Each line containing the word "CLOUDSAT" must be reported.

--- Supplied material ---

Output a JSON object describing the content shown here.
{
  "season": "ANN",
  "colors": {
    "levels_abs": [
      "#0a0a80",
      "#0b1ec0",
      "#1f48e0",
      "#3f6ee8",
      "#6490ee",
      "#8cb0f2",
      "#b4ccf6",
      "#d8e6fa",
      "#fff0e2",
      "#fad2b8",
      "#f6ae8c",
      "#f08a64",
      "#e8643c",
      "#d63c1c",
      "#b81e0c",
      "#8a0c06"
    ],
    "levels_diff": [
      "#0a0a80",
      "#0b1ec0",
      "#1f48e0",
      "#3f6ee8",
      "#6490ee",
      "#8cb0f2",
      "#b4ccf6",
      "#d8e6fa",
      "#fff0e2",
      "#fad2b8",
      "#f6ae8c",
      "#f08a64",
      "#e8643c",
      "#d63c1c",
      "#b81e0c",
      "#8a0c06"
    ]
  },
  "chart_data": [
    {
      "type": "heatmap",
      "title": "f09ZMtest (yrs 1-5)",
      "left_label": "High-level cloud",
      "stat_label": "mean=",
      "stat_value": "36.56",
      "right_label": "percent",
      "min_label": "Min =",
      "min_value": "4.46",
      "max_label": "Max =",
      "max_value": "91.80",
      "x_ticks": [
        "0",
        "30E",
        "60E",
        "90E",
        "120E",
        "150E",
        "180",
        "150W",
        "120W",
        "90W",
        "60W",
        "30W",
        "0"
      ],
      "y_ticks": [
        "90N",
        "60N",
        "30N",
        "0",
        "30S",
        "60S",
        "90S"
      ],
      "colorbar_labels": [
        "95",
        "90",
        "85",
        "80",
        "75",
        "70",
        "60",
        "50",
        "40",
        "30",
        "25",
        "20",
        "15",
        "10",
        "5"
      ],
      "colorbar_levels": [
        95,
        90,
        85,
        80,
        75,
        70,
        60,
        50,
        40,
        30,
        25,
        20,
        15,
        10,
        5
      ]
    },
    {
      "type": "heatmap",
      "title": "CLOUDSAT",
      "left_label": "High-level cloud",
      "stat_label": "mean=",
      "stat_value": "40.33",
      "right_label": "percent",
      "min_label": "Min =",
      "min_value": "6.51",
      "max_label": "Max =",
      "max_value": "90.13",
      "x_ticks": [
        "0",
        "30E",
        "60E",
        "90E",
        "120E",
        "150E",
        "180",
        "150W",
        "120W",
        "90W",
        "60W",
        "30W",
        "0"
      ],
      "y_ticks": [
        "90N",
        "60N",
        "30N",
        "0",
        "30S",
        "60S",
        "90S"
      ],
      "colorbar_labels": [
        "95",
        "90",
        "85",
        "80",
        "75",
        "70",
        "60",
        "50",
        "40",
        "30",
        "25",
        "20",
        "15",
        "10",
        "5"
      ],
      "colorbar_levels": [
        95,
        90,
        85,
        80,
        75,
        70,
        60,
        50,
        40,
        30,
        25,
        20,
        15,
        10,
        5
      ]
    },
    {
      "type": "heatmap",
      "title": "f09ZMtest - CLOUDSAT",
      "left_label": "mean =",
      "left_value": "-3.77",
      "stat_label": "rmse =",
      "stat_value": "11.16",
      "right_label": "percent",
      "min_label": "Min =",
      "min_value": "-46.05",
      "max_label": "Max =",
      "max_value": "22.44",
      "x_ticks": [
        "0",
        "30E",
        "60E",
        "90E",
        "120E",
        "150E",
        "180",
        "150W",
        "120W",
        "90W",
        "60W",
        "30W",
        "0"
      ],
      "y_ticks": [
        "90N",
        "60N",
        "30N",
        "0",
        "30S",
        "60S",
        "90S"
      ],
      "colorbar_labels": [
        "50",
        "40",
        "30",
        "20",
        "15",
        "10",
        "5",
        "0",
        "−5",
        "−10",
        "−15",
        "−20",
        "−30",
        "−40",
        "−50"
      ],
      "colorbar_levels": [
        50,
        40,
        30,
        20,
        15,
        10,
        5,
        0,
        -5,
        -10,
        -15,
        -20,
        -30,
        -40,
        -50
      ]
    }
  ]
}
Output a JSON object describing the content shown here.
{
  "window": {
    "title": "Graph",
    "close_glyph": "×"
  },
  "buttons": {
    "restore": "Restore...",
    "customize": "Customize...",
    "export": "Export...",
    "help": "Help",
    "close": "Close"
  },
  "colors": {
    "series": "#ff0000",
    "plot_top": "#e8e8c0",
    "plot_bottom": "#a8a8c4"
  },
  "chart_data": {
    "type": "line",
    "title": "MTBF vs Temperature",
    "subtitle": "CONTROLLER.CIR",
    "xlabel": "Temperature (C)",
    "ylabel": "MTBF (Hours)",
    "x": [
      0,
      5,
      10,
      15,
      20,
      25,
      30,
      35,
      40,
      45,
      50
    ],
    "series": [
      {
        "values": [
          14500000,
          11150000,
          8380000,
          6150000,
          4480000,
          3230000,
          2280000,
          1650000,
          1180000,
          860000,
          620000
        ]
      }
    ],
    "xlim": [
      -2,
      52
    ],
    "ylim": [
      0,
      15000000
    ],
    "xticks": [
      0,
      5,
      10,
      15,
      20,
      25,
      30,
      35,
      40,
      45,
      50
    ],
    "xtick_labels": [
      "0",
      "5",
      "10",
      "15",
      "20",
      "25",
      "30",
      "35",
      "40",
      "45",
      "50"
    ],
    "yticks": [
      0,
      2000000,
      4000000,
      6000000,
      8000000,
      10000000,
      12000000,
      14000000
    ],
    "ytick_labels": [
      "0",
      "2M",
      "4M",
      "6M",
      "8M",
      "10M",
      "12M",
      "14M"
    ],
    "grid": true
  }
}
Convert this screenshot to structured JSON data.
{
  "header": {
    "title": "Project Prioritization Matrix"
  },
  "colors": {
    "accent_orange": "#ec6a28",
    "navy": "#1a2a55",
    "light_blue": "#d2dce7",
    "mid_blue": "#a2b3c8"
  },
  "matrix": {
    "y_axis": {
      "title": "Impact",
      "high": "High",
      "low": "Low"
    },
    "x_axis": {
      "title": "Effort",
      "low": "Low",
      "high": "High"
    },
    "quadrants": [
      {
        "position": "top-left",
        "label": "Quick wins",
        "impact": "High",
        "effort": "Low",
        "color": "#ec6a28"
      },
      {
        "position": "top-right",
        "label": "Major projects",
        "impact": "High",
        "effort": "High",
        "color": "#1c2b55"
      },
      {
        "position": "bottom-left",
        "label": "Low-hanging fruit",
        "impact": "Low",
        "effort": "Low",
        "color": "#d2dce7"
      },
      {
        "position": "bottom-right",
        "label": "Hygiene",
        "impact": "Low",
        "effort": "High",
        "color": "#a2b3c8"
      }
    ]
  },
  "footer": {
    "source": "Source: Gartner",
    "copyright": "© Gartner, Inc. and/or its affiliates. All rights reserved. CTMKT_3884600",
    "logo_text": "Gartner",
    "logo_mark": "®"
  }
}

---
--- Supplied material ---

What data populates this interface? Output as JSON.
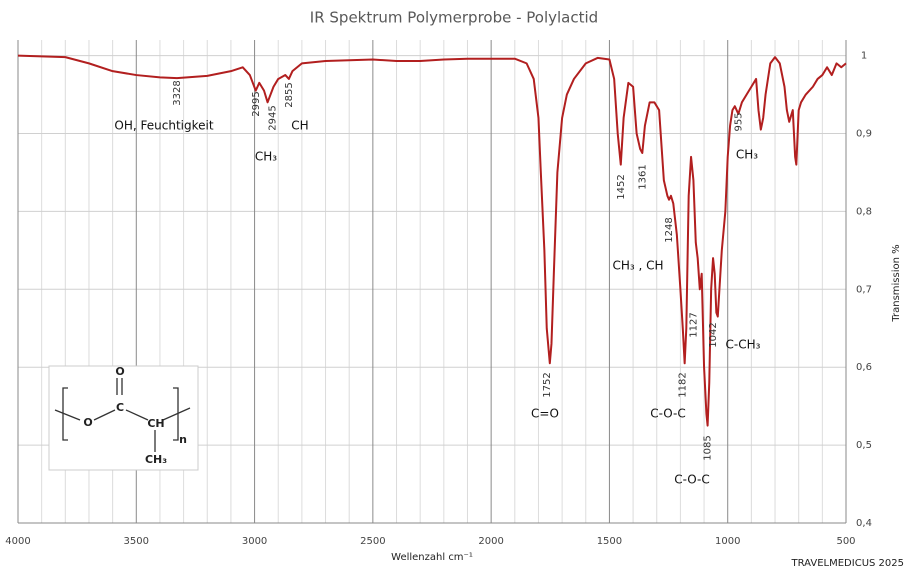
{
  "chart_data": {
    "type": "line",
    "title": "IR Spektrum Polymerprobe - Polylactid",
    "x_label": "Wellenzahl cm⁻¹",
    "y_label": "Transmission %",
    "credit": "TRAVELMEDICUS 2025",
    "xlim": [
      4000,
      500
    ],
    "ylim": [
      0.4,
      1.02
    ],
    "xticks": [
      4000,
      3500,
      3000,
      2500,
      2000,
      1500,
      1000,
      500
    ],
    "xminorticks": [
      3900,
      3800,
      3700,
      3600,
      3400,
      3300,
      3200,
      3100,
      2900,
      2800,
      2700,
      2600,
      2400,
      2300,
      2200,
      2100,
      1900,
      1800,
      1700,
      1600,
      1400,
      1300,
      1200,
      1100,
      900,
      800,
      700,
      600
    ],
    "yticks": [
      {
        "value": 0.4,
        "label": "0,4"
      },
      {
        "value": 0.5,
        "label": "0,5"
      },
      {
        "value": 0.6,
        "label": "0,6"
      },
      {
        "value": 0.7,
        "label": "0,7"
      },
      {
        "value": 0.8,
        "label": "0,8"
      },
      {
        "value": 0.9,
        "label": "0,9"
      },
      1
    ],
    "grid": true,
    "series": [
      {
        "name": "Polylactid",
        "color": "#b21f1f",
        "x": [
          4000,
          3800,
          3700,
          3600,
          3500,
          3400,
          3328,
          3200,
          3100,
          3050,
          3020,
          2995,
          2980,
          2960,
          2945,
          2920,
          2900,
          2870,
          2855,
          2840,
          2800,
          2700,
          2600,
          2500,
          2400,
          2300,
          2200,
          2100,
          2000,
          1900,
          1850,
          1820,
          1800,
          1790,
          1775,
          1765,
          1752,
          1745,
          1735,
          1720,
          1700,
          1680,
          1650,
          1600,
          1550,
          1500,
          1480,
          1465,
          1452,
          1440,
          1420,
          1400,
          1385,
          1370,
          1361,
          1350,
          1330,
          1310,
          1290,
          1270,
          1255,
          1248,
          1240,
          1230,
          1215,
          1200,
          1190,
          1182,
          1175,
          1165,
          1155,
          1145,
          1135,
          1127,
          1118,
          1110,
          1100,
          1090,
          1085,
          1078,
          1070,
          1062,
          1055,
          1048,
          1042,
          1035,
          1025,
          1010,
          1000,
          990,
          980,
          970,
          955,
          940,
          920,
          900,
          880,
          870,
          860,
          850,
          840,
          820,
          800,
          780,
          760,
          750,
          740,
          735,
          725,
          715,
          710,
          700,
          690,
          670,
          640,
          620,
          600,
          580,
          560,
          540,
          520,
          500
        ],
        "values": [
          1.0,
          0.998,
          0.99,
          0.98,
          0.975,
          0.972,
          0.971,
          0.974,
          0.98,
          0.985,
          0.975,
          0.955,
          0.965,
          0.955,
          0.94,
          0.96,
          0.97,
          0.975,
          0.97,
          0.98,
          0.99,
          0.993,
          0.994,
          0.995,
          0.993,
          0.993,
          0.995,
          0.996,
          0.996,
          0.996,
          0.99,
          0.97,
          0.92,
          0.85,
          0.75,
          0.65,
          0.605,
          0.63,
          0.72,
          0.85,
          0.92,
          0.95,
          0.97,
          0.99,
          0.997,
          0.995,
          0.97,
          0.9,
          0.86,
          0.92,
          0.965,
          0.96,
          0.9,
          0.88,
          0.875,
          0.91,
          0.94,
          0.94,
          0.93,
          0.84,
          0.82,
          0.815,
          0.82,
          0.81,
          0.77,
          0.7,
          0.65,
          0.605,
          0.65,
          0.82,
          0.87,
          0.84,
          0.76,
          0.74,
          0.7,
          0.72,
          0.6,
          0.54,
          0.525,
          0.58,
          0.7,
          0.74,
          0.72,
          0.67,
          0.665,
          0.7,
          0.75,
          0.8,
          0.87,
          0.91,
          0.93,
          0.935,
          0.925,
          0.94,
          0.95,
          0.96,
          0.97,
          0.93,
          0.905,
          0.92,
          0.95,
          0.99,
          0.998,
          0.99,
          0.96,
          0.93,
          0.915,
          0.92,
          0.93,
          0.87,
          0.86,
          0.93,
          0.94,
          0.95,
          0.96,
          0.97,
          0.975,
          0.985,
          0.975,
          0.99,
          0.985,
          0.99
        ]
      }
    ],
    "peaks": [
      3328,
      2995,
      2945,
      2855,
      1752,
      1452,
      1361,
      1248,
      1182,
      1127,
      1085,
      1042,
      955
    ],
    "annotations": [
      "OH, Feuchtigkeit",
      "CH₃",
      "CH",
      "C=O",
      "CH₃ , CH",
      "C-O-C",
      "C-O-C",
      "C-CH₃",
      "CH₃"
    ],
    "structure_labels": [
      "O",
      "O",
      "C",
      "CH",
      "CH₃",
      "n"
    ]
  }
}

---

Right answer:
      "title": "CLOUDSAT",
      "title": "f09ZMtest - CLOUDSAT",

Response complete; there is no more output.